### SHORT EXERCISE
Below is a set of records; restate each one word for word.
§ §
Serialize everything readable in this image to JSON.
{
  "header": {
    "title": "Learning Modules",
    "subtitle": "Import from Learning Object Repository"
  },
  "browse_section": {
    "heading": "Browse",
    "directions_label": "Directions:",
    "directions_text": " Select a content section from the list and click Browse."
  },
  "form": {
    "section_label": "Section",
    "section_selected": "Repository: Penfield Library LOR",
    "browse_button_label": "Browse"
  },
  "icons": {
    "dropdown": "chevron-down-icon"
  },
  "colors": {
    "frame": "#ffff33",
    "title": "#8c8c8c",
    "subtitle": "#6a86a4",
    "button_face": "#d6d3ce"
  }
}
§ §
### REPLY
Serialize everything readable in this image to JSON.
{
  "header": {
    "title": "Learning Modules",
    "subtitle": "Import from Learning Object Repository"
  },
  "browse_section": {
    "heading": "Browse",
    "directions_label": "Directions:",
    "directions_text": " Select a content section from the list and click Browse."
  },
  "form": {
    "section_label": "Section",
    "section_selected": "Repository: Penfield Library LOR",
    "browse_button_label": "Browse"
  },
  "icons": {
    "dropdown": "chevron-down-icon"
  },
  "colors": {
    "frame": "#ffff33",
    "title": "#8c8c8c",
    "subtitle": "#6a86a4",
    "button_face": "#d6d3ce"
  }
}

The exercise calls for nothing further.